---- Material for this exercise

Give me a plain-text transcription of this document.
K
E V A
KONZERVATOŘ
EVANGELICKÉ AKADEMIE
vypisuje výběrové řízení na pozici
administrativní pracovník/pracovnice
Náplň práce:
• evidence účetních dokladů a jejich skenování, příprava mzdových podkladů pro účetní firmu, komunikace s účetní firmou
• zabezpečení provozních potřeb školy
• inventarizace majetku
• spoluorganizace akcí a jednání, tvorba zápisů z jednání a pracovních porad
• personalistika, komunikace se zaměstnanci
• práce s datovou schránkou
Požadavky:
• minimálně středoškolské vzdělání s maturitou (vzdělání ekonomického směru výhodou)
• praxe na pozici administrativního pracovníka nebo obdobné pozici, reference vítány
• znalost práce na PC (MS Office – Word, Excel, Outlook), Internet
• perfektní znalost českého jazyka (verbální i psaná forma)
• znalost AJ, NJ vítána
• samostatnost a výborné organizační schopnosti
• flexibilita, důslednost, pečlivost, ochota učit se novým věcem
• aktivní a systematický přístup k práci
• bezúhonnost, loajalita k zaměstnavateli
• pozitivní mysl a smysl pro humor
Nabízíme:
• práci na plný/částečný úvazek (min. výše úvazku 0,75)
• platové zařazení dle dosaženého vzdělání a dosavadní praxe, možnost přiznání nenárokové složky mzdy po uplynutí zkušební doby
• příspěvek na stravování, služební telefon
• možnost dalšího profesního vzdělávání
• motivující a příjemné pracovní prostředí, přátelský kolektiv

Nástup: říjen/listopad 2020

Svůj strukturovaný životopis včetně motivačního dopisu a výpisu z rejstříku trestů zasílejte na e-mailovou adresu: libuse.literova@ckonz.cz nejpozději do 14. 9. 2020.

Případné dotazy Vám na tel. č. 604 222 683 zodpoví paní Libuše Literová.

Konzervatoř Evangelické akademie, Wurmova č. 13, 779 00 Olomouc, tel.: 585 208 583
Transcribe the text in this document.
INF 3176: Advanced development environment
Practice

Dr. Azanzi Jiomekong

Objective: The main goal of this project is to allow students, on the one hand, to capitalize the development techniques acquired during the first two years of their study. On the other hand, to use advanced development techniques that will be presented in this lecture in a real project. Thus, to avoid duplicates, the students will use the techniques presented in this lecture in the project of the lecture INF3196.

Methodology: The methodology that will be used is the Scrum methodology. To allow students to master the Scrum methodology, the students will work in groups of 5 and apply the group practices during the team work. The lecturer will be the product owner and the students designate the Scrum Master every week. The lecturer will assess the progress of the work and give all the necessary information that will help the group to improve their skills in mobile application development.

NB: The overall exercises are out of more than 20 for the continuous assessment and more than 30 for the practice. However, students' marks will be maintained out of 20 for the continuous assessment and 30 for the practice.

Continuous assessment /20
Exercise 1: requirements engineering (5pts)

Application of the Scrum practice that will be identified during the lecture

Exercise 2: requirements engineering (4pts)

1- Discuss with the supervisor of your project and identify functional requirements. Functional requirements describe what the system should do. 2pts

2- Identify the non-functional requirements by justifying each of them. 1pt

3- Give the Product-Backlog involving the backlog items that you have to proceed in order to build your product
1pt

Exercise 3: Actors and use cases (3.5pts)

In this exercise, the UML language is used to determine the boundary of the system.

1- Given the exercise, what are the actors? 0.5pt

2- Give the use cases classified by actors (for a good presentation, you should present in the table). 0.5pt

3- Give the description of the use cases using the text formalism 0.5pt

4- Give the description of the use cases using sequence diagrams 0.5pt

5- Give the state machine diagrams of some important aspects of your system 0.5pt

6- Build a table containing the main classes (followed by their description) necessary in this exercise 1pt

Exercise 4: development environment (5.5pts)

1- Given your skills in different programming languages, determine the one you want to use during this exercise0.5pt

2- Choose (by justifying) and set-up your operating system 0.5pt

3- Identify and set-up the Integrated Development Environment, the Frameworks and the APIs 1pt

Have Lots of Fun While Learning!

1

--------

Exercise objective » Filter the data, keeping only the lines that contain "determine".

Task response »
In this exercise, the UML language is used to determine the boundary of the system.
1- Given your skills in different programming languages, determine the one you want to use during this exercise0.5pt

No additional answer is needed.